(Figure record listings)
## Begin

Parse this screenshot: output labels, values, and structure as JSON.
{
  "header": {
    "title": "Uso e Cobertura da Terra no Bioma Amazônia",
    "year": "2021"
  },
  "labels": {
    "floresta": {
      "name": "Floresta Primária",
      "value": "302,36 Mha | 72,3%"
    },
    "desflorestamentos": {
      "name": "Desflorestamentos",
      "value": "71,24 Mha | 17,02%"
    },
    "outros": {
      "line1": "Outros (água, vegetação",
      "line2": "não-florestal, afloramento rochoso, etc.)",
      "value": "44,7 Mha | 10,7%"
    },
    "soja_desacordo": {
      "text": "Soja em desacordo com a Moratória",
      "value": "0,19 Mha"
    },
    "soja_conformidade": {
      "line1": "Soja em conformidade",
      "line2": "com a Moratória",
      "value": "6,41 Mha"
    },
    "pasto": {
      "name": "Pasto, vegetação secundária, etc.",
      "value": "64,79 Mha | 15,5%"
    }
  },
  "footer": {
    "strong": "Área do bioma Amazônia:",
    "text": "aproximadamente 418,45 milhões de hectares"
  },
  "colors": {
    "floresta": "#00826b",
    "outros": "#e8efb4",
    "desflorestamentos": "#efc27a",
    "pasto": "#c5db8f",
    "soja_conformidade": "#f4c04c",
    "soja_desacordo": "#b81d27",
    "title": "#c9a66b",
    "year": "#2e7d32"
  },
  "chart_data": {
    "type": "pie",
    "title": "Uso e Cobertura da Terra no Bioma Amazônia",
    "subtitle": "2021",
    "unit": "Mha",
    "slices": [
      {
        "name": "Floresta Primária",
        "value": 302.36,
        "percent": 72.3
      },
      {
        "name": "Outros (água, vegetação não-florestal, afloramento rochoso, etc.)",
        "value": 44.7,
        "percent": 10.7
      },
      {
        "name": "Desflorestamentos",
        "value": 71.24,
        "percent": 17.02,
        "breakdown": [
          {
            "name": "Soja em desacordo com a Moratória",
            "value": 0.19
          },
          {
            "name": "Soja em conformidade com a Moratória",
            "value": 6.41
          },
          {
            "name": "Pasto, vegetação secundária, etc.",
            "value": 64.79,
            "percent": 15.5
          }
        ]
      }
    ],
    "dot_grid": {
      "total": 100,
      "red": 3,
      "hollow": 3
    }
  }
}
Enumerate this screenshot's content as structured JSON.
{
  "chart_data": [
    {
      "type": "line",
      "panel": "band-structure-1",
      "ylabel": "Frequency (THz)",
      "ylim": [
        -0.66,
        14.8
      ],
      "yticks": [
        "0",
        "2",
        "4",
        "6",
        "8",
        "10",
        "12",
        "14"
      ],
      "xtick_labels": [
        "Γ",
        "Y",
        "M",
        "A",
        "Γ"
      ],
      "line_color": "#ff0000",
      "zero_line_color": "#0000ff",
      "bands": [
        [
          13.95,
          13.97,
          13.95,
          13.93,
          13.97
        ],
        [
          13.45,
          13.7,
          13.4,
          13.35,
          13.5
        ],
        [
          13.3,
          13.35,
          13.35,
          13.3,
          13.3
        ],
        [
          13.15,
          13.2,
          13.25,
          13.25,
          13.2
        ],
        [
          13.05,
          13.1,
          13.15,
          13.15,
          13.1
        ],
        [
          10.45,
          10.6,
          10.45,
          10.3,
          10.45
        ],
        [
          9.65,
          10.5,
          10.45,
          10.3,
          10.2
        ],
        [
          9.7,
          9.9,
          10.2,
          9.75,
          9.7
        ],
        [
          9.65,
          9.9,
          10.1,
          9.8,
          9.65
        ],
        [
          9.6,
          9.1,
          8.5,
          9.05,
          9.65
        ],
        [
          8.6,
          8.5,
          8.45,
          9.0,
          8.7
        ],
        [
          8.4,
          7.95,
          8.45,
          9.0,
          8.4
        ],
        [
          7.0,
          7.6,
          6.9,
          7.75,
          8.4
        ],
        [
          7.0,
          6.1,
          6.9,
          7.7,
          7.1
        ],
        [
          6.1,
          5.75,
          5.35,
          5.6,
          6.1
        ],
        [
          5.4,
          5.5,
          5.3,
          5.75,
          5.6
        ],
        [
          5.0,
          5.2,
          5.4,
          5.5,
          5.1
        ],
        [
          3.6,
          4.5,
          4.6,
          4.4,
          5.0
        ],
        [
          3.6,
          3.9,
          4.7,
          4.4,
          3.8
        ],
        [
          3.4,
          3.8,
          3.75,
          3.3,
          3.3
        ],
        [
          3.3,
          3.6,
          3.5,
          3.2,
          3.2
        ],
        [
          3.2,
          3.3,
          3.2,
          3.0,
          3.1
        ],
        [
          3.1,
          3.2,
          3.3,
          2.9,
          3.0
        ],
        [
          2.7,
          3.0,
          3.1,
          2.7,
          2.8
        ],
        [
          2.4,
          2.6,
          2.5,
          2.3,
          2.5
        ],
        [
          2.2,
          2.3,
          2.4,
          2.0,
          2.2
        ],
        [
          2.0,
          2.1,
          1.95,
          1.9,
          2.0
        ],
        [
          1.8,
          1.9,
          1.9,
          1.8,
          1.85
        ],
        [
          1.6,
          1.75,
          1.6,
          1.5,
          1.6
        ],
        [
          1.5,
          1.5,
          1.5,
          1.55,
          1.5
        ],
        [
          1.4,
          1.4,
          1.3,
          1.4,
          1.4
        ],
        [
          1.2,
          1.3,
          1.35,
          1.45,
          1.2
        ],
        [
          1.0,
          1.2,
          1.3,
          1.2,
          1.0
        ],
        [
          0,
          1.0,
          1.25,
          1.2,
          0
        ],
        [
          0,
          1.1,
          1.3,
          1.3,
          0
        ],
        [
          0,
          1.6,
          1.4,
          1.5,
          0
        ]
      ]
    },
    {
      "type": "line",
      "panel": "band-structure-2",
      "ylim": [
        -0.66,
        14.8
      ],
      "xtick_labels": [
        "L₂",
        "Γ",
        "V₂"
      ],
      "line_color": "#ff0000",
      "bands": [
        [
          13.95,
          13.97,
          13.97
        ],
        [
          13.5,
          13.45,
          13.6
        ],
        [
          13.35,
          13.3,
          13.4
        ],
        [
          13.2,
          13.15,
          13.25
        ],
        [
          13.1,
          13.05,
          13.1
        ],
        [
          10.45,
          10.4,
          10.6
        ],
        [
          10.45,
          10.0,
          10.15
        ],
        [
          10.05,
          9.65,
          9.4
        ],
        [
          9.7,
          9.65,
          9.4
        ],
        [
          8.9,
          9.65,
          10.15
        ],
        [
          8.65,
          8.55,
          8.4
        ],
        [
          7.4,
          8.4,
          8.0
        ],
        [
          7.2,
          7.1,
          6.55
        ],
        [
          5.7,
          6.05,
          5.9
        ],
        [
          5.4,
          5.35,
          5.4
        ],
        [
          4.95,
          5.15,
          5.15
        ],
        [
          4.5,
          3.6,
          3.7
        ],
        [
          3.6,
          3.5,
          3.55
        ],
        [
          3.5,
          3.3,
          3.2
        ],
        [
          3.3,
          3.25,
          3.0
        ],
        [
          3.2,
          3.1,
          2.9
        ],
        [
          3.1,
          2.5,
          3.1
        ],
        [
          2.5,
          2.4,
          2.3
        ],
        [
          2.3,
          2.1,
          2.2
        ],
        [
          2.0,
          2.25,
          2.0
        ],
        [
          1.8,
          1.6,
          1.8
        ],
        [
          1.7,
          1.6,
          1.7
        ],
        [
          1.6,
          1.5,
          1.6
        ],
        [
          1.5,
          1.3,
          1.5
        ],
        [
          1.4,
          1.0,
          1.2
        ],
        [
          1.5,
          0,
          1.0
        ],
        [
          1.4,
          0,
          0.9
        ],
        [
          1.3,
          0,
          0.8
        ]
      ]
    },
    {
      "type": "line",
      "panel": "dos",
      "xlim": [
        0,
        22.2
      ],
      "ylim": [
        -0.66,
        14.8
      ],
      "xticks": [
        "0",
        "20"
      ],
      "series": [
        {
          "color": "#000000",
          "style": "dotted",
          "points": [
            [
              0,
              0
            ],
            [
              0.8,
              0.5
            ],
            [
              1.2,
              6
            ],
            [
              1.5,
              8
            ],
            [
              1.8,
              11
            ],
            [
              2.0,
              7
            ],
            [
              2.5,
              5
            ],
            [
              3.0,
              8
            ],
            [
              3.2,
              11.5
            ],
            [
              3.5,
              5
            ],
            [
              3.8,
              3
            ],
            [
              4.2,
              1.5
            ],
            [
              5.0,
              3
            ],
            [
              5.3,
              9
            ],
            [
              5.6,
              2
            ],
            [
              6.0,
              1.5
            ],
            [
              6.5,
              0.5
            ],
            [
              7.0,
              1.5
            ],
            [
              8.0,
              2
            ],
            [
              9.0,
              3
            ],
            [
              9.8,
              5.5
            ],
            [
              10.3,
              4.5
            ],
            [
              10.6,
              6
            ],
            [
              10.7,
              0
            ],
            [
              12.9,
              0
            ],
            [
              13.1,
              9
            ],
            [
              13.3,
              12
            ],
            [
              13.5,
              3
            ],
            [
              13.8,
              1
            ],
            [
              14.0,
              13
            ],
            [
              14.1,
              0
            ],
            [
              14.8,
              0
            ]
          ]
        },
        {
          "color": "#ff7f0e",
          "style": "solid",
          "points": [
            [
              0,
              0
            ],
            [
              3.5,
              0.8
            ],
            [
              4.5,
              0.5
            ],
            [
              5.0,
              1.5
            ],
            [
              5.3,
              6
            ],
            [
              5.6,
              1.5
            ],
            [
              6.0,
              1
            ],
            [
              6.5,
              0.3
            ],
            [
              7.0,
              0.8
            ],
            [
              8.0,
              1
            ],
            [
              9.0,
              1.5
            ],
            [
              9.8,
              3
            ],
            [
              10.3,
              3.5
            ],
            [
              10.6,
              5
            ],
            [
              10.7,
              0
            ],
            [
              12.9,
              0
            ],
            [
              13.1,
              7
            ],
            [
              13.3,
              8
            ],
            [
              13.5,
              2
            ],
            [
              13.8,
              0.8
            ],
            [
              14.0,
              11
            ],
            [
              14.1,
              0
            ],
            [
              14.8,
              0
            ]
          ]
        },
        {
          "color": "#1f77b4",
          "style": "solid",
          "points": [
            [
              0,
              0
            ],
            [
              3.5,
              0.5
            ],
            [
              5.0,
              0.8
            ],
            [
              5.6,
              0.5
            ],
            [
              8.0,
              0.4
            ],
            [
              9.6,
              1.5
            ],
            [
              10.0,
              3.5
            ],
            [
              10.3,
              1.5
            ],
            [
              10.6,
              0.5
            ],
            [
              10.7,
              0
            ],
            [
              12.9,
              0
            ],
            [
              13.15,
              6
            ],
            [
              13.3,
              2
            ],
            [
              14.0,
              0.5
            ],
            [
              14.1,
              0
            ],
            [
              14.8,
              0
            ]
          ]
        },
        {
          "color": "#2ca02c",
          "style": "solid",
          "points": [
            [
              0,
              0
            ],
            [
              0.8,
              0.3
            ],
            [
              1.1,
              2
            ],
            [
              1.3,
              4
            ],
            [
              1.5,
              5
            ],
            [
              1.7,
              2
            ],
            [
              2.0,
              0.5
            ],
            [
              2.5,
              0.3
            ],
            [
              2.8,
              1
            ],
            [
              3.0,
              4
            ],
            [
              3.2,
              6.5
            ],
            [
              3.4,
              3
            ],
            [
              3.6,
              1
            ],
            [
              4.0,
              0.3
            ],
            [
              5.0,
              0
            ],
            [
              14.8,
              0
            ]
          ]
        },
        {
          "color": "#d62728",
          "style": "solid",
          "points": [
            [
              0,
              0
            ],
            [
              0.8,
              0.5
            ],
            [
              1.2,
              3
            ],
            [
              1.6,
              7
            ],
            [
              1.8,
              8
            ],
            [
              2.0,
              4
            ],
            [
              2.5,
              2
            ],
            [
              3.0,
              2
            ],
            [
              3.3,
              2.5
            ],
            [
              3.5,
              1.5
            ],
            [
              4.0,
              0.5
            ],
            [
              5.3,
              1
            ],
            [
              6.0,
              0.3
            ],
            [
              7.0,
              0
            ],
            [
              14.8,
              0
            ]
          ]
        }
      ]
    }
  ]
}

## End

▶ **Task brief**
Return every line above that contains the word "Primária".

▶ **Answer to the problem**
      "name": "Floresta Primária",
        "name": "Floresta Primária",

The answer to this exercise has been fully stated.